-- Start PROVIDED MATERIAL --

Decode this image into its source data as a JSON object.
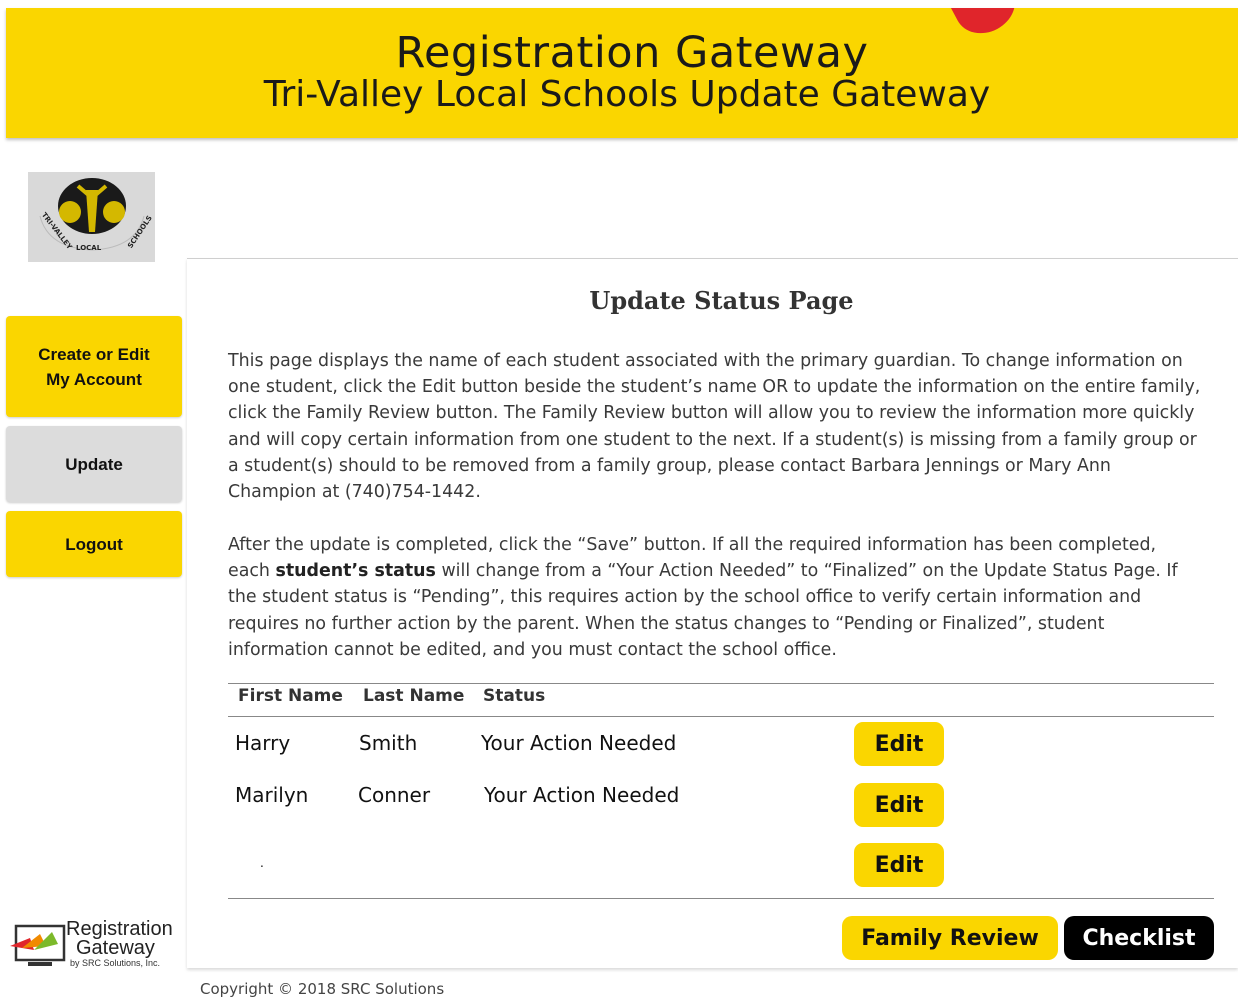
{
  "header": {
    "title": "Registration Gateway",
    "subtitle": "Tri-Valley Local Schools Update Gateway",
    "accent_color": "#fad600",
    "swoosh_color": "#e0252b"
  },
  "school_logo": {
    "text": "TRI-VALLEY LOCAL SCHOOLS",
    "icon": "school-seal-icon"
  },
  "sidebar": {
    "items": [
      {
        "label_line1": "Create or Edit",
        "label_line2": "My Account"
      },
      {
        "label": "Update",
        "active": true
      },
      {
        "label": "Logout"
      }
    ]
  },
  "main": {
    "title": "Update Status Page",
    "para1": "This page displays the name of each student associated with the primary guardian. To change information on one student, click the Edit button beside the student’s name OR to update the information on the entire family, click the Family Review button. The Family Review button will allow you to review the information more quickly and will copy certain information from one student to the next. If a student(s) is missing from a family group or a student(s) should to be removed from a family group, please contact Barbara Jennings or Mary Ann Champion at (740)754-1442.",
    "para2_a": "After the update is completed, click the “Save” button. If all the required information has been completed, each ",
    "para2_bold": "student’s status",
    "para2_b": " will change from a “Your Action Needed” to “Finalized” on the Update Status Page. If the student status is “Pending”, this requires action by the school office to verify certain information and requires no further action by the parent. When the status changes to “Pending or Finalized”, student information cannot be edited, and you must contact the school office.",
    "table": {
      "headers": [
        "First Name",
        "Last Name",
        "Status"
      ],
      "rows": [
        {
          "first": "Harry",
          "last": "Smith",
          "status": "Your Action Needed",
          "action": "Edit"
        },
        {
          "first": "Marilyn",
          "last": "Conner",
          "status": "Your Action Needed",
          "action": "Edit"
        },
        {
          "first": ".",
          "last": "",
          "status": "",
          "action": "Edit"
        }
      ]
    },
    "family_review_label": "Family Review",
    "checklist_label": "Checklist"
  },
  "footer": {
    "copyright": "Copyright © 2018 SRC Solutions",
    "brand_line1": "Registration",
    "brand_line2": "Gateway",
    "brand_line3": "by SRC Solutions, Inc."
  }
}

-- End PROVIDED MATERIAL --

### WHAT THE TASK ASKS
Omitting all images, print the listing exactly.

### OUTPUT OF THE EXERCISE
Decode this image into its source data as a JSON object.
{
  "header": {
    "title": "Registration Gateway",
    "subtitle": "Tri-Valley Local Schools Update Gateway",
    "accent_color": "#fad600",
    "swoosh_color": "#e0252b"
  },
  "school_logo": {
    "text": "TRI-VALLEY LOCAL SCHOOLS",
    "icon": "school-seal-icon"
  },
  "sidebar": {
    "items": [
      {
        "label_line1": "Create or Edit",
        "label_line2": "My Account"
      },
      {
        "label": "Update",
        "active": true
      },
      {
        "label": "Logout"
      }
    ]
  },
  "main": {
    "title": "Update Status Page",
    "para1": "This page displays the name of each student associated with the primary guardian. To change information on one student, click the Edit button beside the student’s name OR to update the information on the entire family, click the Family Review button. The Family Review button will allow you to review the information more quickly and will copy certain information from one student to the next. If a student(s) is missing from a family group or a student(s) should to be removed from a family group, please contact Barbara Jennings or Mary Ann Champion at (740)754-1442.",
    "para2_a": "After the update is completed, click the “Save” button. If all the required information has been completed, each ",
    "para2_bold": "student’s status",
    "para2_b": " will change from a “Your Action Needed” to “Finalized” on the Update Status Page. If the student status is “Pending”, this requires action by the school office to verify certain information and requires no further action by the parent. When the status changes to “Pending or Finalized”, student information cannot be edited, and you must contact the school office.",
    "table": {
      "headers": [
        "First Name",
        "Last Name",
        "Status"
      ],
      "rows": [
        {
          "first": "Harry",
          "last": "Smith",
          "status": "Your Action Needed",
          "action": "Edit"
        },
        {
          "first": "Marilyn",
          "last": "Conner",
          "status": "Your Action Needed",
          "action": "Edit"
        },
        {
          "first": ".",
          "last": "",
          "status": "",
          "action": "Edit"
        }
      ]
    },
    "family_review_label": "Family Review",
    "checklist_label": "Checklist"
  },
  "footer": {
    "copyright": "Copyright © 2018 SRC Solutions",
    "brand_line1": "Registration",
    "brand_line2": "Gateway",
    "brand_line3": "by SRC Solutions, Inc."
  }
}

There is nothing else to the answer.